What you have to do - Convert each line of the rows below into a Markdown table with two columns, Number and Line, numbering the lines in order. Omit blank lines and leave the pictures out.

** Begin Supplied records **

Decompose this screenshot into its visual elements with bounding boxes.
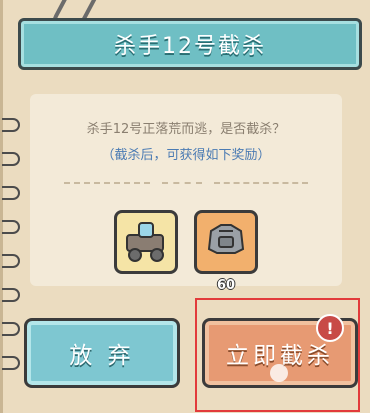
ring-icon xyxy=(2,152,20,166)
cart-icon xyxy=(126,222,164,262)
armor-icon xyxy=(207,224,245,254)
content-panel: 杀手12号正落荒而逃，是否截杀？ （截杀后，可获得如下奖励） 60 xyxy=(30,94,342,293)
reward-hint: （截杀后，可获得如下奖励） xyxy=(101,148,271,163)
dialog-title: 杀手12号截杀 xyxy=(114,34,266,59)
divider-left xyxy=(64,182,150,184)
ring-icon xyxy=(2,322,20,336)
divider-right xyxy=(214,182,308,184)
ring-icon xyxy=(2,118,20,132)
reward-cart-icon[interactable] xyxy=(114,210,178,274)
reward-count: 60 xyxy=(216,278,236,293)
question-text: 杀手12号正落荒而逃，是否截杀？ xyxy=(86,122,286,137)
highlight-box xyxy=(195,298,360,412)
ring-icon xyxy=(2,254,20,268)
ring-icon xyxy=(2,356,20,370)
ring-icon xyxy=(2,288,20,302)
ring-icon xyxy=(2,220,20,234)
divider-center xyxy=(162,182,202,184)
reward-armor-icon[interactable]: 60 xyxy=(194,210,258,293)
abandon-button[interactable]: 放 弃 xyxy=(24,318,180,388)
title-banner: 杀手12号截杀 xyxy=(18,18,362,70)
tap-indicator-icon xyxy=(270,364,288,382)
ring-icon xyxy=(2,186,20,200)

** End Supplied records **

Answer to this problem -
| Number | Line |
|---|---|
| 1 | Decompose this screenshot into its visual elements with bounding boxes. |
| 2 | ring-icon xyxy=(2,152,20,166) |
| 3 | cart-icon xyxy=(126,222,164,262) |
| 4 | armor-icon xyxy=(207,224,245,254) |
| 5 | content-panel: 杀手12号正落荒而逃，是否截杀？ （截杀后，可获得如下奖励） 60 xyxy=(30,94,342,293) |
| 6 | reward-hint: （截杀后，可获得如下奖励） xyxy=(101,148,271,163) |
| 7 | dialog-title: 杀手12号截杀 xyxy=(114,34,266,59) |
| 8 | divider-left xyxy=(64,182,150,184) |
| 9 | ring-icon xyxy=(2,322,20,336) |
| 10 | divider-right xyxy=(214,182,308,184) |
| 11 | ring-icon xyxy=(2,118,20,132) |
| 12 | reward-cart-icon[interactable] xyxy=(114,210,178,274) |
| 13 | reward-count: 60 xyxy=(216,278,236,293) |
| 14 | question-text: 杀手12号正落荒而逃，是否截杀？ xyxy=(86,122,286,137) |
| 15 | highlight-box xyxy=(195,298,360,412) |
| 16 | ring-icon xyxy=(2,254,20,268) |
| 17 | ring-icon xyxy=(2,356,20,370) |
| 18 | ring-icon xyxy=(2,288,20,302) |
| 19 | ring-icon xyxy=(2,220,20,234) |
| 20 | divider-center xyxy=(162,182,202,184) |
| 21 | reward-armor-icon[interactable]: 60 xyxy=(194,210,258,293) |
| 22 | abandon-button[interactable]: 放 弃 xyxy=(24,318,180,388) |
| 23 | title-banner: 杀手12号截杀 xyxy=(18,18,362,70) |
| 24 | tap-indicator-icon xyxy=(270,364,288,382) |
| 25 | ring-icon xyxy=(2,186,20,200) |